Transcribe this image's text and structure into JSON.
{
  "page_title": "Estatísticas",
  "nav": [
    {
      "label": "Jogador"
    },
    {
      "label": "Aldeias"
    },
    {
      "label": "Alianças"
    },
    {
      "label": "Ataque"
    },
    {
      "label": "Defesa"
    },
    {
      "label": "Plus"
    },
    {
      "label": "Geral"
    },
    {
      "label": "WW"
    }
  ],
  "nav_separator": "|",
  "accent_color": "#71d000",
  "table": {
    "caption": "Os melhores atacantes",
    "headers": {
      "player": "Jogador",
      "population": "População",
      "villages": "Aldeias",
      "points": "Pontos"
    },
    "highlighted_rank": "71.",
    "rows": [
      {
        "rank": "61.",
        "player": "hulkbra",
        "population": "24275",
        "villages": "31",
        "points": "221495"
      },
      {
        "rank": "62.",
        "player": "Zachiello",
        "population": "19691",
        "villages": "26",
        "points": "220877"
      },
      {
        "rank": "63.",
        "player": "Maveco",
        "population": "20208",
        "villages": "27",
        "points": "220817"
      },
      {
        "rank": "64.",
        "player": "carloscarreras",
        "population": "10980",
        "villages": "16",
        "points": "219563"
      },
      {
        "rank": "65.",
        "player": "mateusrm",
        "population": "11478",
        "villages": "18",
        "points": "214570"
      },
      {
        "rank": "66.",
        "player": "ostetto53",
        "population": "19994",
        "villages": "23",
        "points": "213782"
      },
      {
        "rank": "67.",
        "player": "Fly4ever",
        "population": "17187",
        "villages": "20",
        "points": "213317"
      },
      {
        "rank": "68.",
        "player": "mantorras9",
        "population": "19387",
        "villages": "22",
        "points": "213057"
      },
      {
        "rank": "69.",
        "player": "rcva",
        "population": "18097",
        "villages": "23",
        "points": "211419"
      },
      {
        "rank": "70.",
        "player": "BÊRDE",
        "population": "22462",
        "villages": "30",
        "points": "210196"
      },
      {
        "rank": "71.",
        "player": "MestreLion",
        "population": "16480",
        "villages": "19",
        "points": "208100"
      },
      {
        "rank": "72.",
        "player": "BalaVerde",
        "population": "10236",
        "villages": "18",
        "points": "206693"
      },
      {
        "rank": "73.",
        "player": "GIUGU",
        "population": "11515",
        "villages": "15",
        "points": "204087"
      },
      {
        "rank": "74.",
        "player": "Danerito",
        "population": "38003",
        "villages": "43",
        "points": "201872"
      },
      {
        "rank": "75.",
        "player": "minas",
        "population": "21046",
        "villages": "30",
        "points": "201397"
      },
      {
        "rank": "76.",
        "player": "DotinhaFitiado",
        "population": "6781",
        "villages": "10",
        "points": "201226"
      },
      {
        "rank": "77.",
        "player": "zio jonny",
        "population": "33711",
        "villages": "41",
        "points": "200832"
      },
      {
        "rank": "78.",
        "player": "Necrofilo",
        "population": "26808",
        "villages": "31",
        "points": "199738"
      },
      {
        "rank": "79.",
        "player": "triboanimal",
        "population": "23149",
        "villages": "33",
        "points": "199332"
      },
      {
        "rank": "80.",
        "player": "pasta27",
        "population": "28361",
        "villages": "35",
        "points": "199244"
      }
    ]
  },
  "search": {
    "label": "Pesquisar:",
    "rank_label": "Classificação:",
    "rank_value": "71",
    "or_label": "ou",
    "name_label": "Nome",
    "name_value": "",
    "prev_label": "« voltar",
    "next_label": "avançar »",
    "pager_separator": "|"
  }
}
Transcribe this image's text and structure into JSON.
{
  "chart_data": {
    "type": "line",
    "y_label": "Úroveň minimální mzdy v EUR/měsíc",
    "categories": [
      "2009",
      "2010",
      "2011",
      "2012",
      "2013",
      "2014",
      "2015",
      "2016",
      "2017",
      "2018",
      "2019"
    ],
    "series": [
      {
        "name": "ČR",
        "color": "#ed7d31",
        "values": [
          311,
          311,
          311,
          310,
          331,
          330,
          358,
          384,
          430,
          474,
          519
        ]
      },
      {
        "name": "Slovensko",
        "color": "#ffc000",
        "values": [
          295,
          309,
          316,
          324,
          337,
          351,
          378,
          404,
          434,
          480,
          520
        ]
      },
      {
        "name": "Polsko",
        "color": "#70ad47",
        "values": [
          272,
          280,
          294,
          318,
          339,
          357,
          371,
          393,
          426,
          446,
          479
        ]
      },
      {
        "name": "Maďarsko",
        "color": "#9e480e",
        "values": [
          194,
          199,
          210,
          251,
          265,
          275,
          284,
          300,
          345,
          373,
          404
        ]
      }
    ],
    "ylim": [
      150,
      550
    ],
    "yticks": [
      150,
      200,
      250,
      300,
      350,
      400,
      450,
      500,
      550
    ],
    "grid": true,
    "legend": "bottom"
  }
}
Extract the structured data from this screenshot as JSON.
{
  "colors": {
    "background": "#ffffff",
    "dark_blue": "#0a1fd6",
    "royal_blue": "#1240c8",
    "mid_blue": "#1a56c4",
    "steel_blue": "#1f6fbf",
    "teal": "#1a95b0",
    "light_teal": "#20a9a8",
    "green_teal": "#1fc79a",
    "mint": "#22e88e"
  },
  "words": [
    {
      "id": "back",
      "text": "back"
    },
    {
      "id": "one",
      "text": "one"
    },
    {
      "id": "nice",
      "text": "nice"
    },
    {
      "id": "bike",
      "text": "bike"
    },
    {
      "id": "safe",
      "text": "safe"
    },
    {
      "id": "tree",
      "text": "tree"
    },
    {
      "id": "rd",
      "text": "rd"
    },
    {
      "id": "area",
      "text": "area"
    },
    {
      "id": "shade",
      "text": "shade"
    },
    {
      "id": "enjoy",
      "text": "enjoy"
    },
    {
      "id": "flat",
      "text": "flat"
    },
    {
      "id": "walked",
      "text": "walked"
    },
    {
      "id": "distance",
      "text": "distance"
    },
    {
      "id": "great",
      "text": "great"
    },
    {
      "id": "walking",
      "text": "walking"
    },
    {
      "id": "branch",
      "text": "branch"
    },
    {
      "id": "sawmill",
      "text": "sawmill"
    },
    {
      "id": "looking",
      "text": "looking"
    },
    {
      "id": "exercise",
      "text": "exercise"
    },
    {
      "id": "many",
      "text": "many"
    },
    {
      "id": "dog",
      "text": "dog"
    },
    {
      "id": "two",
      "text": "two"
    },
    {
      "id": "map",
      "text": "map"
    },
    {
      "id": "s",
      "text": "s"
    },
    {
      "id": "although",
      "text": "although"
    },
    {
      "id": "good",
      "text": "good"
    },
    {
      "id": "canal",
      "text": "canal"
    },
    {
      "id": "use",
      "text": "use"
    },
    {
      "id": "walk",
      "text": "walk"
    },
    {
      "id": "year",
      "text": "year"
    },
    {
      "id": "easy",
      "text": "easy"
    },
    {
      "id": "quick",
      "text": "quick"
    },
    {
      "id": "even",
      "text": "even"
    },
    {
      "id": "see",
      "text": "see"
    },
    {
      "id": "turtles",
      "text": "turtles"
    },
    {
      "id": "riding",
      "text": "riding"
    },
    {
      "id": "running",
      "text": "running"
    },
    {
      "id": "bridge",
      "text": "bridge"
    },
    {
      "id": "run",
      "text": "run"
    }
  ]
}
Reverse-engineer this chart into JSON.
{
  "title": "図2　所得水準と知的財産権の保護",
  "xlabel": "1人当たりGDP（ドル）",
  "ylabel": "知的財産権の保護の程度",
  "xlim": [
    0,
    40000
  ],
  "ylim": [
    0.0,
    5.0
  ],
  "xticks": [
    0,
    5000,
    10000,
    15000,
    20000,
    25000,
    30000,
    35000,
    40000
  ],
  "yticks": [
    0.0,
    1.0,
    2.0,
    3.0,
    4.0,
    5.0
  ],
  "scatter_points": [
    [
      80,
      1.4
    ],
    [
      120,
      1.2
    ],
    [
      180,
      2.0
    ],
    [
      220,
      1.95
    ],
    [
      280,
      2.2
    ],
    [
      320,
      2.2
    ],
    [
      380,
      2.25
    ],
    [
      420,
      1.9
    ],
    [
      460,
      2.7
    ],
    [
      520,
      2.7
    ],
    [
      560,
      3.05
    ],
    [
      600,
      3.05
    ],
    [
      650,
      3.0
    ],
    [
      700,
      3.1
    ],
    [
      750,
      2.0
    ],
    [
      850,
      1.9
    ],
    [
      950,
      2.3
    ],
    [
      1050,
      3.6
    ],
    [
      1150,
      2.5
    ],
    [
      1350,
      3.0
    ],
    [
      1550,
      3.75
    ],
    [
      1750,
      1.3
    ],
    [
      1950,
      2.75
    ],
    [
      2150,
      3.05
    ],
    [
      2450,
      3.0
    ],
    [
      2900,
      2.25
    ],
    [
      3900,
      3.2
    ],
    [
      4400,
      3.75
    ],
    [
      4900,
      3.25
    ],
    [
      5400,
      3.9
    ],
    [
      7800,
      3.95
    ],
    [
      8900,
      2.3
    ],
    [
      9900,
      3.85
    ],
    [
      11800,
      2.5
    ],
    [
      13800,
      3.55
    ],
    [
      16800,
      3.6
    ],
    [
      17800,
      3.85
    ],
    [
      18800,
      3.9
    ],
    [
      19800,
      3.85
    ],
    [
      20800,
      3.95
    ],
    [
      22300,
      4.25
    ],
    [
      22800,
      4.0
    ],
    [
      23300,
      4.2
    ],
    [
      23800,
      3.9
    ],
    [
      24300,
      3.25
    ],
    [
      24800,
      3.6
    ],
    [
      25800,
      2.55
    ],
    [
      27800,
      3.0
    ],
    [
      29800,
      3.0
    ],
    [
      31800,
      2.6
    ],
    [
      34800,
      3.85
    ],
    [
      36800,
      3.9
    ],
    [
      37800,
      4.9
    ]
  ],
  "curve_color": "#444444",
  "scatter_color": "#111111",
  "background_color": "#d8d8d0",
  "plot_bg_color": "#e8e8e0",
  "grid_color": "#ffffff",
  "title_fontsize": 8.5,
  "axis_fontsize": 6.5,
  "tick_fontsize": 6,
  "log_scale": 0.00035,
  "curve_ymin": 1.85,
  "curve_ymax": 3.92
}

+++

• [WHAT YOU SHOULD DO] From the data above, copy each line that has the string "JSON".

• [RIGHT ANSWER]
Transcribe this image's text and structure into JSON.
Transcribe this image's text and structure into JSON.
Extract the structured data from this screenshot as JSON.
Reverse-engineer this chart into JSON.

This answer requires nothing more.